## Start
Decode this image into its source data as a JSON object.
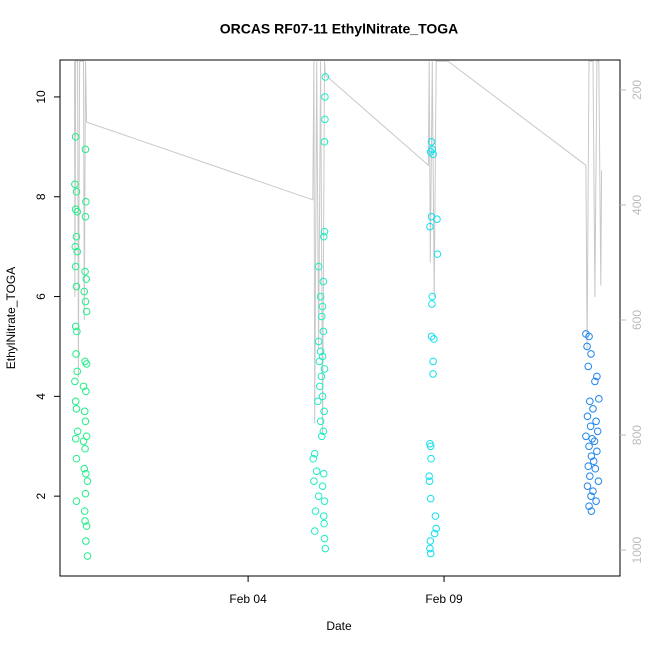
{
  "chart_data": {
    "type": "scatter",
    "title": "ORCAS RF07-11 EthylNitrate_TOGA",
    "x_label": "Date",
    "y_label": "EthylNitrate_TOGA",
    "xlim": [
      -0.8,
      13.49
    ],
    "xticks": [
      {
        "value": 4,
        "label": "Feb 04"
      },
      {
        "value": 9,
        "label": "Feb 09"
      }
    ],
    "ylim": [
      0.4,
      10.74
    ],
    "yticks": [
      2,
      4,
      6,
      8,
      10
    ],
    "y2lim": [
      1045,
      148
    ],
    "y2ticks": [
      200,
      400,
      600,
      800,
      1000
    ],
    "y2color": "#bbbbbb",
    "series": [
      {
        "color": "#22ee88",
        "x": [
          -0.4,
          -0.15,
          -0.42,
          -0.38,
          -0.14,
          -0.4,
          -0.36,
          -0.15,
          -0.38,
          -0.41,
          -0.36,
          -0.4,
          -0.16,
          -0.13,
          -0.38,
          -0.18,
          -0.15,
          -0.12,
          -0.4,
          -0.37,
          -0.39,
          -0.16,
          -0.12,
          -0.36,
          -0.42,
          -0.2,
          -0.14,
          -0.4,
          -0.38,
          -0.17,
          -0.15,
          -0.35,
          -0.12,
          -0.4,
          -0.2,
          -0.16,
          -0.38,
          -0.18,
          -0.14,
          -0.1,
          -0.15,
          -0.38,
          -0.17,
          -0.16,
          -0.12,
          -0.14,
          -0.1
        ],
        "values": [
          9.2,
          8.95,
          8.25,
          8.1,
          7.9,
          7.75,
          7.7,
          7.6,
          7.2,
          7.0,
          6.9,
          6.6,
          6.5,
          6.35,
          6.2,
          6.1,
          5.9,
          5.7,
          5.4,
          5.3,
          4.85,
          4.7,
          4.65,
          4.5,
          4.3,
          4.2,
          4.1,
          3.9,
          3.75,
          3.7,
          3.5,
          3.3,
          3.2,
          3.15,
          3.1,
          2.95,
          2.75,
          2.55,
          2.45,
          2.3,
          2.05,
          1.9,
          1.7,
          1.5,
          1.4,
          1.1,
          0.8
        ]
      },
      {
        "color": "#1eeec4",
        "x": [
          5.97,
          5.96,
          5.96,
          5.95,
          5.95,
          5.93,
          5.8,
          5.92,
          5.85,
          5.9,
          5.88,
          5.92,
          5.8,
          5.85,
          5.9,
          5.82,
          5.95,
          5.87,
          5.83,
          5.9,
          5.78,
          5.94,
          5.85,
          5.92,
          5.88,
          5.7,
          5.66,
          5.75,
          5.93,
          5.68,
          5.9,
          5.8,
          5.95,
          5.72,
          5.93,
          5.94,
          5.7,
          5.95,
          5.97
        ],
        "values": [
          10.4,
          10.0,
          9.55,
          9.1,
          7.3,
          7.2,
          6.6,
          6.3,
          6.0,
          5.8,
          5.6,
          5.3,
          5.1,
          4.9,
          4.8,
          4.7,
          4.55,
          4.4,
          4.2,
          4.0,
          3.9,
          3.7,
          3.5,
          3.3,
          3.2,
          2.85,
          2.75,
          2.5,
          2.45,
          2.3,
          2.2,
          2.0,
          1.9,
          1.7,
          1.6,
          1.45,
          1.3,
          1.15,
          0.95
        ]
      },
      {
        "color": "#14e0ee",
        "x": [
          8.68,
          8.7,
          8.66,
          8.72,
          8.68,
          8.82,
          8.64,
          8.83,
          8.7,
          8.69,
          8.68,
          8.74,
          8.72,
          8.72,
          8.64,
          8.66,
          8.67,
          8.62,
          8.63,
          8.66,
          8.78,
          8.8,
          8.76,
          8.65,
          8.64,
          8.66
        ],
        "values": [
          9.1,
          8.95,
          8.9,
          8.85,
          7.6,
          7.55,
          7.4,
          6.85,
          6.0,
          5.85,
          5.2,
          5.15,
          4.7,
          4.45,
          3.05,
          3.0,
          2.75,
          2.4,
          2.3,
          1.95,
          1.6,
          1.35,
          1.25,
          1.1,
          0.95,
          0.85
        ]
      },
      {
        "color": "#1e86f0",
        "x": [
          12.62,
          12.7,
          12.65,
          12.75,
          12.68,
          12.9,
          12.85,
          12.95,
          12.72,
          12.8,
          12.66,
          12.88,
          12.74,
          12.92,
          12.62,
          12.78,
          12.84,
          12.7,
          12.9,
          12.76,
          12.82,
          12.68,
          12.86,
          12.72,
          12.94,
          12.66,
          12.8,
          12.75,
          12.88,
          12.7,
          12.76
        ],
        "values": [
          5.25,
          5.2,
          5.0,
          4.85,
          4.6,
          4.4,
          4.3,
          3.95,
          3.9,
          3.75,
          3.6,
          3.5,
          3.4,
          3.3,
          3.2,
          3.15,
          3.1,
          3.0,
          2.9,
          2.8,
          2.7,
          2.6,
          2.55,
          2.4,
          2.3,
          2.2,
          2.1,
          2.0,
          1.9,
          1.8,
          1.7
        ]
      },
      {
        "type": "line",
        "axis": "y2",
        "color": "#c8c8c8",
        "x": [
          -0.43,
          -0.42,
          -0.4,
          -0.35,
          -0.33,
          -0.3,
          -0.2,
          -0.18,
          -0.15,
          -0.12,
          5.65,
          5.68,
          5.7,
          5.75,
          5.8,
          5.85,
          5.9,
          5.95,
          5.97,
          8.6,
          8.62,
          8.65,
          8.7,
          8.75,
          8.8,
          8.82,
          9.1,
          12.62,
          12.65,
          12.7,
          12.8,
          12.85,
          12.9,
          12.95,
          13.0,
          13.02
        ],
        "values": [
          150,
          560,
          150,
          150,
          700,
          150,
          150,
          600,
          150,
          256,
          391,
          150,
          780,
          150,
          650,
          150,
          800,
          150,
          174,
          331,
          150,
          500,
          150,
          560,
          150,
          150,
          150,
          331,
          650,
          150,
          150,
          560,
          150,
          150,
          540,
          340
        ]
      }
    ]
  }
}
## End
:: EXERCISE BRIEF ::
Skip the pictures, then retype every line above exactly.

:: EXERCISE OUTPUT ::
Decode this image into its source data as a JSON object.
{
  "chart_data": {
    "type": "scatter",
    "title": "ORCAS RF07-11 EthylNitrate_TOGA",
    "x_label": "Date",
    "y_label": "EthylNitrate_TOGA",
    "xlim": [
      -0.8,
      13.49
    ],
    "xticks": [
      {
        "value": 4,
        "label": "Feb 04"
      },
      {
        "value": 9,
        "label": "Feb 09"
      }
    ],
    "ylim": [
      0.4,
      10.74
    ],
    "yticks": [
      2,
      4,
      6,
      8,
      10
    ],
    "y2lim": [
      1045,
      148
    ],
    "y2ticks": [
      200,
      400,
      600,
      800,
      1000
    ],
    "y2color": "#bbbbbb",
    "series": [
      {
        "color": "#22ee88",
        "x": [
          -0.4,
          -0.15,
          -0.42,
          -0.38,
          -0.14,
          -0.4,
          -0.36,
          -0.15,
          -0.38,
          -0.41,
          -0.36,
          -0.4,
          -0.16,
          -0.13,
          -0.38,
          -0.18,
          -0.15,
          -0.12,
          -0.4,
          -0.37,
          -0.39,
          -0.16,
          -0.12,
          -0.36,
          -0.42,
          -0.2,
          -0.14,
          -0.4,
          -0.38,
          -0.17,
          -0.15,
          -0.35,
          -0.12,
          -0.4,
          -0.2,
          -0.16,
          -0.38,
          -0.18,
          -0.14,
          -0.1,
          -0.15,
          -0.38,
          -0.17,
          -0.16,
          -0.12,
          -0.14,
          -0.1
        ],
        "values": [
          9.2,
          8.95,
          8.25,
          8.1,
          7.9,
          7.75,
          7.7,
          7.6,
          7.2,
          7.0,
          6.9,
          6.6,
          6.5,
          6.35,
          6.2,
          6.1,
          5.9,
          5.7,
          5.4,
          5.3,
          4.85,
          4.7,
          4.65,
          4.5,
          4.3,
          4.2,
          4.1,
          3.9,
          3.75,
          3.7,
          3.5,
          3.3,
          3.2,
          3.15,
          3.1,
          2.95,
          2.75,
          2.55,
          2.45,
          2.3,
          2.05,
          1.9,
          1.7,
          1.5,
          1.4,
          1.1,
          0.8
        ]
      },
      {
        "color": "#1eeec4",
        "x": [
          5.97,
          5.96,
          5.96,
          5.95,
          5.95,
          5.93,
          5.8,
          5.92,
          5.85,
          5.9,
          5.88,
          5.92,
          5.8,
          5.85,
          5.9,
          5.82,
          5.95,
          5.87,
          5.83,
          5.9,
          5.78,
          5.94,
          5.85,
          5.92,
          5.88,
          5.7,
          5.66,
          5.75,
          5.93,
          5.68,
          5.9,
          5.8,
          5.95,
          5.72,
          5.93,
          5.94,
          5.7,
          5.95,
          5.97
        ],
        "values": [
          10.4,
          10.0,
          9.55,
          9.1,
          7.3,
          7.2,
          6.6,
          6.3,
          6.0,
          5.8,
          5.6,
          5.3,
          5.1,
          4.9,
          4.8,
          4.7,
          4.55,
          4.4,
          4.2,
          4.0,
          3.9,
          3.7,
          3.5,
          3.3,
          3.2,
          2.85,
          2.75,
          2.5,
          2.45,
          2.3,
          2.2,
          2.0,
          1.9,
          1.7,
          1.6,
          1.45,
          1.3,
          1.15,
          0.95
        ]
      },
      {
        "color": "#14e0ee",
        "x": [
          8.68,
          8.7,
          8.66,
          8.72,
          8.68,
          8.82,
          8.64,
          8.83,
          8.7,
          8.69,
          8.68,
          8.74,
          8.72,
          8.72,
          8.64,
          8.66,
          8.67,
          8.62,
          8.63,
          8.66,
          8.78,
          8.8,
          8.76,
          8.65,
          8.64,
          8.66
        ],
        "values": [
          9.1,
          8.95,
          8.9,
          8.85,
          7.6,
          7.55,
          7.4,
          6.85,
          6.0,
          5.85,
          5.2,
          5.15,
          4.7,
          4.45,
          3.05,
          3.0,
          2.75,
          2.4,
          2.3,
          1.95,
          1.6,
          1.35,
          1.25,
          1.1,
          0.95,
          0.85
        ]
      },
      {
        "color": "#1e86f0",
        "x": [
          12.62,
          12.7,
          12.65,
          12.75,
          12.68,
          12.9,
          12.85,
          12.95,
          12.72,
          12.8,
          12.66,
          12.88,
          12.74,
          12.92,
          12.62,
          12.78,
          12.84,
          12.7,
          12.9,
          12.76,
          12.82,
          12.68,
          12.86,
          12.72,
          12.94,
          12.66,
          12.8,
          12.75,
          12.88,
          12.7,
          12.76
        ],
        "values": [
          5.25,
          5.2,
          5.0,
          4.85,
          4.6,
          4.4,
          4.3,
          3.95,
          3.9,
          3.75,
          3.6,
          3.5,
          3.4,
          3.3,
          3.2,
          3.15,
          3.1,
          3.0,
          2.9,
          2.8,
          2.7,
          2.6,
          2.55,
          2.4,
          2.3,
          2.2,
          2.1,
          2.0,
          1.9,
          1.8,
          1.7
        ]
      },
      {
        "type": "line",
        "axis": "y2",
        "color": "#c8c8c8",
        "x": [
          -0.43,
          -0.42,
          -0.4,
          -0.35,
          -0.33,
          -0.3,
          -0.2,
          -0.18,
          -0.15,
          -0.12,
          5.65,
          5.68,
          5.7,
          5.75,
          5.8,
          5.85,
          5.9,
          5.95,
          5.97,
          8.6,
          8.62,
          8.65,
          8.7,
          8.75,
          8.8,
          8.82,
          9.1,
          12.62,
          12.65,
          12.7,
          12.8,
          12.85,
          12.9,
          12.95,
          13.0,
          13.02
        ],
        "values": [
          150,
          560,
          150,
          150,
          700,
          150,
          150,
          600,
          150,
          256,
          391,
          150,
          780,
          150,
          650,
          150,
          800,
          150,
          174,
          331,
          150,
          500,
          150,
          560,
          150,
          150,
          150,
          331,
          650,
          150,
          150,
          560,
          150,
          150,
          540,
          340
        ]
      }
    ]
  }
}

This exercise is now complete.